(Stored items from a collection)
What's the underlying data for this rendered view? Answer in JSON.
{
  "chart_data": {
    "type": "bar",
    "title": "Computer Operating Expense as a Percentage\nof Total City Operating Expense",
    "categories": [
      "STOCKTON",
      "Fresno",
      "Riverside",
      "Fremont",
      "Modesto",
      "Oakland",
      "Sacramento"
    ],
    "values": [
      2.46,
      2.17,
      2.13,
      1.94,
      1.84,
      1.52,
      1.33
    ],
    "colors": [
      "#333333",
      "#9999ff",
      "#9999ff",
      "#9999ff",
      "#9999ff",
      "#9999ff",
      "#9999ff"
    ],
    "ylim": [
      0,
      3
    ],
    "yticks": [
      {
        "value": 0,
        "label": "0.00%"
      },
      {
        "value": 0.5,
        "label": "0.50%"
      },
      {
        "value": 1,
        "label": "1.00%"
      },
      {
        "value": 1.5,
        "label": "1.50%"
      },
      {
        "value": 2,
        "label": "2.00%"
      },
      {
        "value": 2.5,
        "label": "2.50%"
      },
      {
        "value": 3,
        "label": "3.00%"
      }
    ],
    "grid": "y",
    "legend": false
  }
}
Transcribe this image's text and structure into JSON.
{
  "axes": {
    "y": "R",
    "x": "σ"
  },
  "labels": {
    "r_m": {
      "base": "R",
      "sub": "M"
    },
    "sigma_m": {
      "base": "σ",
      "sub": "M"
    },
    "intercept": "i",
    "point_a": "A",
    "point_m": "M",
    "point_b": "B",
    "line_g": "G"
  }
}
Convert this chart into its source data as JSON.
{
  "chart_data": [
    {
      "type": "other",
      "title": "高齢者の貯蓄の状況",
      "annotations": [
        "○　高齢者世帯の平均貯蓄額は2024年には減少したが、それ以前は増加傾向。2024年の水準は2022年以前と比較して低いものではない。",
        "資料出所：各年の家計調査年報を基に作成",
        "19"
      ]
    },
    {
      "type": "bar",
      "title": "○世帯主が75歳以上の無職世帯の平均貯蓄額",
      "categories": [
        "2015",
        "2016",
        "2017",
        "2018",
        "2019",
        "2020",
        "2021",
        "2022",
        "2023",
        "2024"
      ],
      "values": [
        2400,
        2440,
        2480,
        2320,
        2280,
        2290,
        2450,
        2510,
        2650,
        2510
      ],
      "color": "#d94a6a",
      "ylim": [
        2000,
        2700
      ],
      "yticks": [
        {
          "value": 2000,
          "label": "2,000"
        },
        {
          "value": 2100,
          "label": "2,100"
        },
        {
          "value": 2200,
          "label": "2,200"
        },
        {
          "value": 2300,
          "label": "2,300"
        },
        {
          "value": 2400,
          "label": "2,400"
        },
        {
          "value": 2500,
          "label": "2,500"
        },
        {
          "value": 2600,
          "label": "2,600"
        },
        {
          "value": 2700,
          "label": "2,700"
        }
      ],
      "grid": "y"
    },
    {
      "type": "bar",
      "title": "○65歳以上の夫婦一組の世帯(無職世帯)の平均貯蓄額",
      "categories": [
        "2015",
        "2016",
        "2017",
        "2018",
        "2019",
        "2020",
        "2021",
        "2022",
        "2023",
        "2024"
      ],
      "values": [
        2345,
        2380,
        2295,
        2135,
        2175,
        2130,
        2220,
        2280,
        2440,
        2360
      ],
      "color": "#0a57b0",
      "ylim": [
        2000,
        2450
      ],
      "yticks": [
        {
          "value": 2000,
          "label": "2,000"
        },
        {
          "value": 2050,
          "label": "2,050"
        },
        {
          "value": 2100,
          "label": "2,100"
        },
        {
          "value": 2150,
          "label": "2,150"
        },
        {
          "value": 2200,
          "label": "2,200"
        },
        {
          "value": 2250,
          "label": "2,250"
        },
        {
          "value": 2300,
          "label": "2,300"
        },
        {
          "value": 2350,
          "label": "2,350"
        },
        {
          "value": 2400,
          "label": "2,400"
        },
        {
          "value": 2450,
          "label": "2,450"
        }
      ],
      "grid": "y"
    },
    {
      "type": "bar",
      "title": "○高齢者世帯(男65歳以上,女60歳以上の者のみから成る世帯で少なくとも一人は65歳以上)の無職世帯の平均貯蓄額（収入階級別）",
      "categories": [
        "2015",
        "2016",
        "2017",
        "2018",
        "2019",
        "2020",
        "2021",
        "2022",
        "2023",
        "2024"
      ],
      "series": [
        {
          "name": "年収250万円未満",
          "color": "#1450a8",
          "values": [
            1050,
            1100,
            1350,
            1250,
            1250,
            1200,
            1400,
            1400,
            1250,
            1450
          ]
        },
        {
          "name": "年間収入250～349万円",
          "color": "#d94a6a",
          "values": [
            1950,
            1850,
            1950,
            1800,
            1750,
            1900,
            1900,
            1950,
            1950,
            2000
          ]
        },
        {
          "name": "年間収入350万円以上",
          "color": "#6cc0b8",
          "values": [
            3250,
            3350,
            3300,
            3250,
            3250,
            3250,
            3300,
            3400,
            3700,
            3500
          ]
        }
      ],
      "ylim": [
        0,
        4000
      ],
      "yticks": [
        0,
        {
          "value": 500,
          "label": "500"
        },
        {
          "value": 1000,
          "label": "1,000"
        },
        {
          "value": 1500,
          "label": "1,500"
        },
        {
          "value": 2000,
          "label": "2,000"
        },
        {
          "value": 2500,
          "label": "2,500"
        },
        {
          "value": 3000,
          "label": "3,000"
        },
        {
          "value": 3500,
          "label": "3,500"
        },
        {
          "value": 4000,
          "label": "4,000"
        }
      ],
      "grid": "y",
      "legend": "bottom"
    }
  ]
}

Written task
Please copy out each record, character for character.

Written response
What's the underlying data for this rendered view? Answer in JSON.
{
  "chart_data": {
    "type": "bar",
    "title": "Computer Operating Expense as a Percentage\nof Total City Operating Expense",
    "categories": [
      "STOCKTON",
      "Fresno",
      "Riverside",
      "Fremont",
      "Modesto",
      "Oakland",
      "Sacramento"
    ],
    "values": [
      2.46,
      2.17,
      2.13,
      1.94,
      1.84,
      1.52,
      1.33
    ],
    "colors": [
      "#333333",
      "#9999ff",
      "#9999ff",
      "#9999ff",
      "#9999ff",
      "#9999ff",
      "#9999ff"
    ],
    "ylim": [
      0,
      3
    ],
    "yticks": [
      {
        "value": 0,
        "label": "0.00%"
      },
      {
        "value": 0.5,
        "label": "0.50%"
      },
      {
        "value": 1,
        "label": "1.00%"
      },
      {
        "value": 1.5,
        "label": "1.50%"
      },
      {
        "value": 2,
        "label": "2.00%"
      },
      {
        "value": 2.5,
        "label": "2.50%"
      },
      {
        "value": 3,
        "label": "3.00%"
      }
    ],
    "grid": "y",
    "legend": false
  }
}
Transcribe this image's text and structure into JSON.
{
  "axes": {
    "y": "R",
    "x": "σ"
  },
  "labels": {
    "r_m": {
      "base": "R",
      "sub": "M"
    },
    "sigma_m": {
      "base": "σ",
      "sub": "M"
    },
    "intercept": "i",
    "point_a": "A",
    "point_m": "M",
    "point_b": "B",
    "line_g": "G"
  }
}
Convert this chart into its source data as JSON.
{
  "chart_data": [
    {
      "type": "other",
      "title": "高齢者の貯蓄の状況",
      "annotations": [
        "○　高齢者世帯の平均貯蓄額は2024年には減少したが、それ以前は増加傾向。2024年の水準は2022年以前と比較して低いものではない。",
        "資料出所：各年の家計調査年報を基に作成",
        "19"
      ]
    },
    {
      "type": "bar",
      "title": "○世帯主が75歳以上の無職世帯の平均貯蓄額",
      "categories": [
        "2015",
        "2016",
        "2017",
        "2018",
        "2019",
        "2020",
        "2021",
        "2022",
        "2023",
        "2024"
      ],
      "values": [
        2400,
        2440,
        2480,
        2320,
        2280,
        2290,
        2450,
        2510,
        2650,
        2510
      ],
      "color": "#d94a6a",
      "ylim": [
        2000,
        2700
      ],
      "yticks": [
        {
          "value": 2000,
          "label": "2,000"
        },
        {
          "value": 2100,
          "label": "2,100"
        },
        {
          "value": 2200,
          "label": "2,200"
        },
        {
          "value": 2300,
          "label": "2,300"
        },
        {
          "value": 2400,
          "label": "2,400"
        },
        {
          "value": 2500,
          "label": "2,500"
        },
        {
          "value": 2600,
          "label": "2,600"
        },
        {
          "value": 2700,
          "label": "2,700"
        }
      ],
      "grid": "y"
    },
    {
      "type": "bar",
      "title": "○65歳以上の夫婦一組の世帯(無職世帯)の平均貯蓄額",
      "categories": [
        "2015",
        "2016",
        "2017",
        "2018",
        "2019",
        "2020",
        "2021",
        "2022",
        "2023",
        "2024"
      ],
      "values": [
        2345,
        2380,
        2295,
        2135,
        2175,
        2130,
        2220,
        2280,
        2440,
        2360
      ],
      "color": "#0a57b0",
      "ylim": [
        2000,
        2450
      ],
      "yticks": [
        {
          "value": 2000,
          "label": "2,000"
        },
        {
          "value": 2050,
          "label": "2,050"
        },
        {
          "value": 2100,
          "label": "2,100"
        },
        {
          "value": 2150,
          "label": "2,150"
        },
        {
          "value": 2200,
          "label": "2,200"
        },
        {
          "value": 2250,
          "label": "2,250"
        },
        {
          "value": 2300,
          "label": "2,300"
        },
        {
          "value": 2350,
          "label": "2,350"
        },
        {
          "value": 2400,
          "label": "2,400"
        },
        {
          "value": 2450,
          "label": "2,450"
        }
      ],
      "grid": "y"
    },
    {
      "type": "bar",
      "title": "○高齢者世帯(男65歳以上,女60歳以上の者のみから成る世帯で少なくとも一人は65歳以上)の無職世帯の平均貯蓄額（収入階級別）",
      "categories": [
        "2015",
        "2016",
        "2017",
        "2018",
        "2019",
        "2020",
        "2021",
        "2022",
        "2023",
        "2024"
      ],
      "series": [
        {
          "name": "年収250万円未満",
          "color": "#1450a8",
          "values": [
            1050,
            1100,
            1350,
            1250,
            1250,
            1200,
            1400,
            1400,
            1250,
            1450
          ]
        },
        {
          "name": "年間収入250～349万円",
          "color": "#d94a6a",
          "values": [
            1950,
            1850,
            1950,
            1800,
            1750,
            1900,
            1900,
            1950,
            1950,
            2000
          ]
        },
        {
          "name": "年間収入350万円以上",
          "color": "#6cc0b8",
          "values": [
            3250,
            3350,
            3300,
            3250,
            3250,
            3250,
            3300,
            3400,
            3700,
            3500
          ]
        }
      ],
      "ylim": [
        0,
        4000
      ],
      "yticks": [
        0,
        {
          "value": 500,
          "label": "500"
        },
        {
          "value": 1000,
          "label": "1,000"
        },
        {
          "value": 1500,
          "label": "1,500"
        },
        {
          "value": 2000,
          "label": "2,000"
        },
        {
          "value": 2500,
          "label": "2,500"
        },
        {
          "value": 3000,
          "label": "3,000"
        },
        {
          "value": 3500,
          "label": "3,500"
        },
        {
          "value": 4000,
          "label": "4,000"
        }
      ],
      "grid": "y",
      "legend": "bottom"
    }
  ]
}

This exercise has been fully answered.